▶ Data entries
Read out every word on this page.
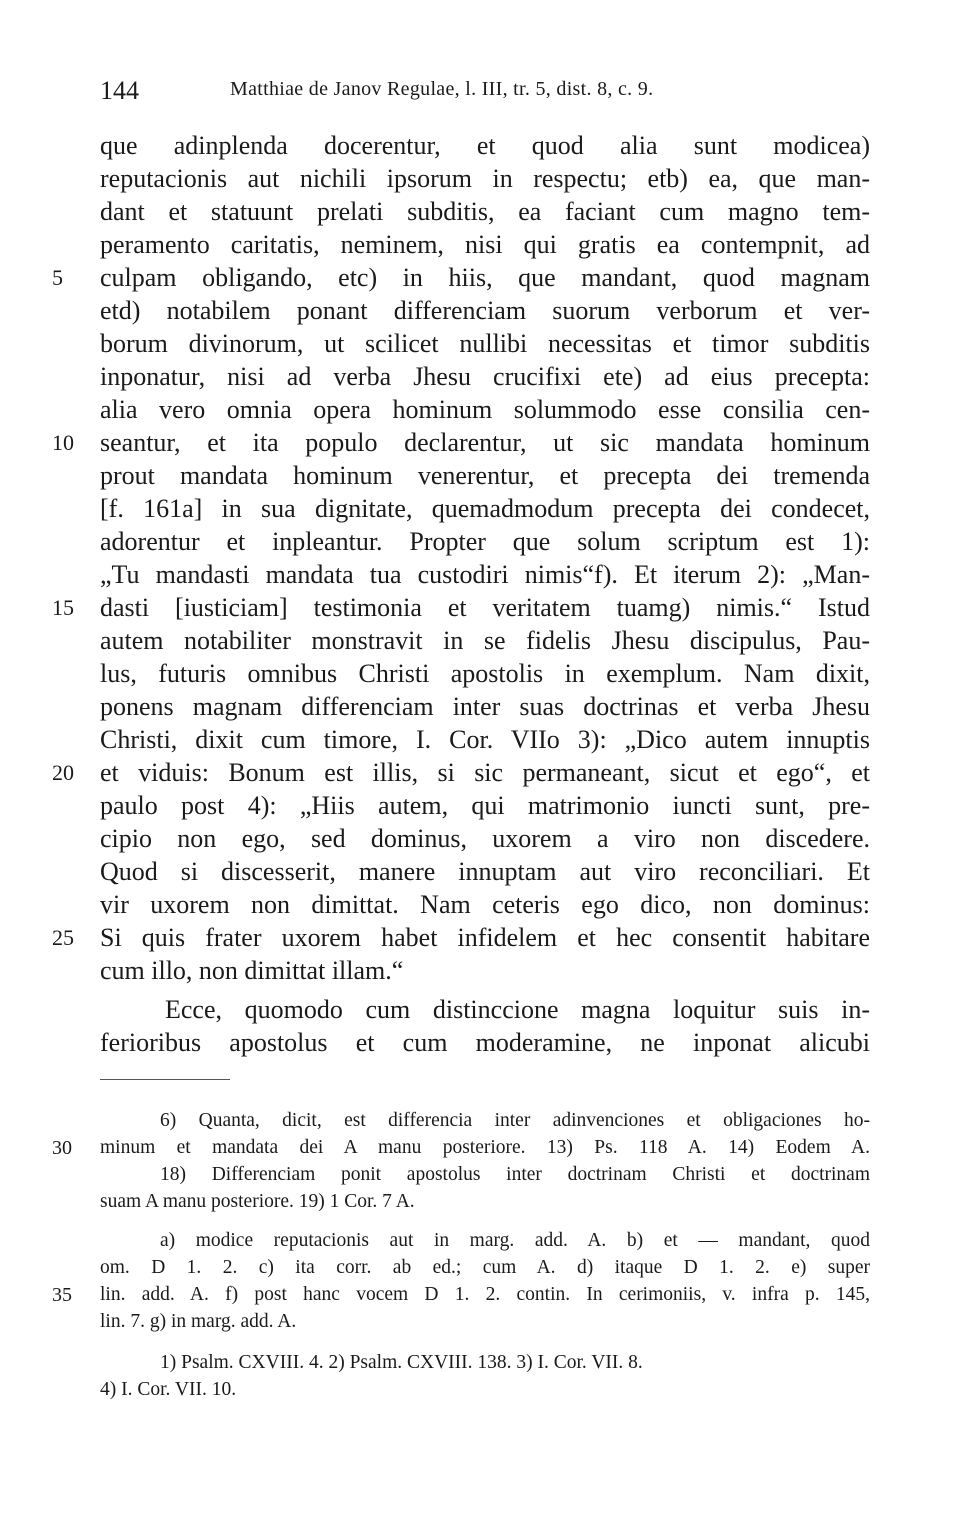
144	Matthiae de Janov Regulae, l. III, tr. 5, dist. 8, c. 9.
que adinplenda docerentur, et quod alia sunt modicea)
reputacionis aut nichili ipsorum in respectu; etb) ea, que man-
dant et statuunt prelati subditis, ea faciant cum magno tem-
peramento caritatis, neminem, nisi qui gratis ea contempnit, ad
5	culpam obligando, etc) in hiis, que mandant, quod magnam
etd) notabilem ponant differenciam suorum verborum et ver-
borum divinorum, ut scilicet nullibi necessitas et timor subditis
inponatur, nisi ad verba Jhesu crucifixi ete) ad eius precepta:
alia vero omnia opera hominum solummodo esse consilia cen-
10	seantur, et ita populo declarentur, ut sic mandata hominum
prout mandata hominum venerentur, et precepta dei tremenda
[f. 161a] in sua dignitate, quemadmodum precepta dei condecet,
adorentur et inpleantur. Propter que solum scriptum est 1):
„Tu mandasti mandata tua custodiri nimis“f). Et iterum 2): „Man-
15	dasti [iusticiam] testimonia et veritatem tuamg) nimis.“ Istud
autem notabiliter monstravit in se fidelis Jhesu discipulus, Pau-
lus, futuris omnibus Christi apostolis in exemplum. Nam dixit,
ponens magnam differenciam inter suas doctrinas et verba Jhesu
Christi, dixit cum timore, I. Cor. VIIo 3): „Dico autem innuptis
20	et viduis: Bonum est illis, si sic permaneant, sicut et ego“, et
paulo post 4): „Hiis autem, qui matrimonio iuncti sunt, pre-
cipio non ego, sed dominus, uxorem a viro non discedere.
Quod si discesserit, manere innuptam aut viro reconciliari. Et
vir uxorem non dimittat. Nam ceteris ego dico, non dominus:
25	Si quis frater uxorem habet infidelem et hec consentit habitare
cum illo, non dimittat illam.“
Ecce, quomodo cum distinccione magna loquitur suis in-
ferioribus apostolus et cum moderamine, ne inponat alicubi
6) Quanta, dicit, est differencia inter adinvenciones et obligaciones ho-
30	minum et mandata dei A manu posteriore. 13) Ps. 118 A. 14) Eodem A.
18) Differenciam ponit apostolus inter doctrinam Christi et doctrinam
suam A manu posteriore. 19) 1 Cor. 7 A.
a) modice reputacionis aut in marg. add. A. b) et — mandant, quod
om. D 1. 2. c) ita corr. ab ed.; cum A. d) itaque D 1. 2. e) super
35	lin. add. A. f) post hanc vocem D 1. 2. contin. In cerimoniis, v. infra p. 145,
lin. 7. g) in marg. add. A.
1) Psalm. CXVIII. 4. 2) Psalm. CXVIII. 138. 3) I. Cor. VII. 8.
4) I. Cor. VII. 10.
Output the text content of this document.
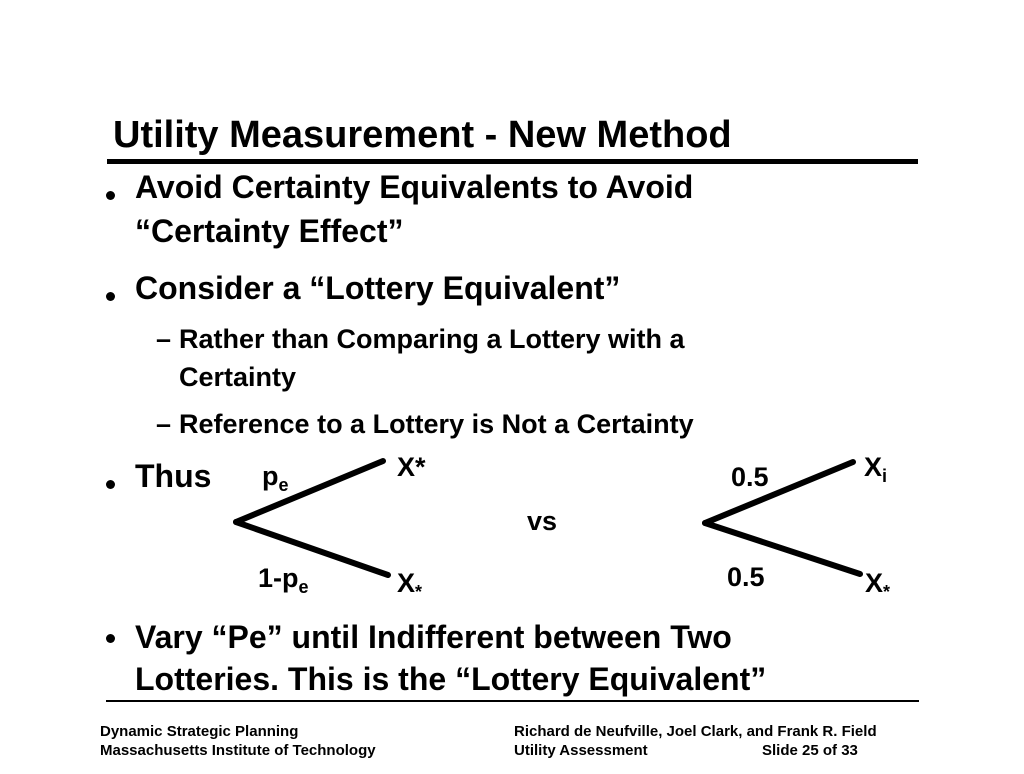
Utility Measurement - New Method
Avoid Certainty Equivalents to Avoid
“Certainty Effect”
Consider a “Lottery Equivalent”
– Rather than Comparing a Lottery with a
Certainty
– Reference to a Lottery is Not a Certainty
Thus $p_e$
X*
$1-p_e$	$X_*$
vs
0.5	$X_i$
0.5	$X_*$
Vary “Pe” until Indifferent between Two
Lotteries. This is the “Lottery Equivalent”
Dynamic Strategic Planning
Massachusetts Institute of Technology
Richard de Neufville, Joel Clark, and Frank R. Field
Utility Assessment	Slide 25 of 33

▶ PROBLEM REQUIREMENTS
Write out the material above again, word for word, minus its pictures.

▶ RESPONSE
Read out every word on this page.
144	Matthiae de Janov Regulae, l. III, tr. 5, dist. 8, c. 9.
que adinplenda docerentur, et quod alia sunt modicea)
reputacionis aut nichili ipsorum in respectu; etb) ea, que man-
dant et statuunt prelati subditis, ea faciant cum magno tem-
peramento caritatis, neminem, nisi qui gratis ea contempnit, ad
5	culpam obligando, etc) in hiis, que mandant, quod magnam
etd) notabilem ponant differenciam suorum verborum et ver-
borum divinorum, ut scilicet nullibi necessitas et timor subditis
inponatur, nisi ad verba Jhesu crucifixi ete) ad eius precepta:
alia vero omnia opera hominum solummodo esse consilia cen-
10	seantur, et ita populo declarentur, ut sic mandata hominum
prout mandata hominum venerentur, et precepta dei tremenda
[f. 161a] in sua dignitate, quemadmodum precepta dei condecet,
adorentur et inpleantur. Propter que solum scriptum est 1):
„Tu mandasti mandata tua custodiri nimis“f). Et iterum 2): „Man-
15	dasti [iusticiam] testimonia et veritatem tuamg) nimis.“ Istud
autem notabiliter monstravit in se fidelis Jhesu discipulus, Pau-
lus, futuris omnibus Christi apostolis in exemplum. Nam dixit,
ponens magnam differenciam inter suas doctrinas et verba Jhesu
Christi, dixit cum timore, I. Cor. VIIo 3): „Dico autem innuptis
20	et viduis: Bonum est illis, si sic permaneant, sicut et ego“, et
paulo post 4): „Hiis autem, qui matrimonio iuncti sunt, pre-
cipio non ego, sed dominus, uxorem a viro non discedere.
Quod si discesserit, manere innuptam aut viro reconciliari. Et
vir uxorem non dimittat. Nam ceteris ego dico, non dominus:
25	Si quis frater uxorem habet infidelem et hec consentit habitare
cum illo, non dimittat illam.“
Ecce, quomodo cum distinccione magna loquitur suis in-
ferioribus apostolus et cum moderamine, ne inponat alicubi
6) Quanta, dicit, est differencia inter adinvenciones et obligaciones ho-
30	minum et mandata dei A manu posteriore. 13) Ps. 118 A. 14) Eodem A.
18) Differenciam ponit apostolus inter doctrinam Christi et doctrinam
suam A manu posteriore. 19) 1 Cor. 7 A.
a) modice reputacionis aut in marg. add. A. b) et — mandant, quod
om. D 1. 2. c) ita corr. ab ed.; cum A. d) itaque D 1. 2. e) super
35	lin. add. A. f) post hanc vocem D 1. 2. contin. In cerimoniis, v. infra p. 145,
lin. 7. g) in marg. add. A.
1) Psalm. CXVIII. 4. 2) Psalm. CXVIII. 138. 3) I. Cor. VII. 8.
4) I. Cor. VII. 10.
Output the text content of this document.
Utility Measurement - New Method
Avoid Certainty Equivalents to Avoid
“Certainty Effect”
Consider a “Lottery Equivalent”
– Rather than Comparing a Lottery with a
Certainty
– Reference to a Lottery is Not a Certainty
Thus $p_e$
X*
$1-p_e$	$X_*$
vs
0.5	$X_i$
0.5	$X_*$
Vary “Pe” until Indifferent between Two
Lotteries. This is the “Lottery Equivalent”
Dynamic Strategic Planning
Massachusetts Institute of Technology
Richard de Neufville, Joel Clark, and Frank R. Field
Utility Assessment	Slide 25 of 33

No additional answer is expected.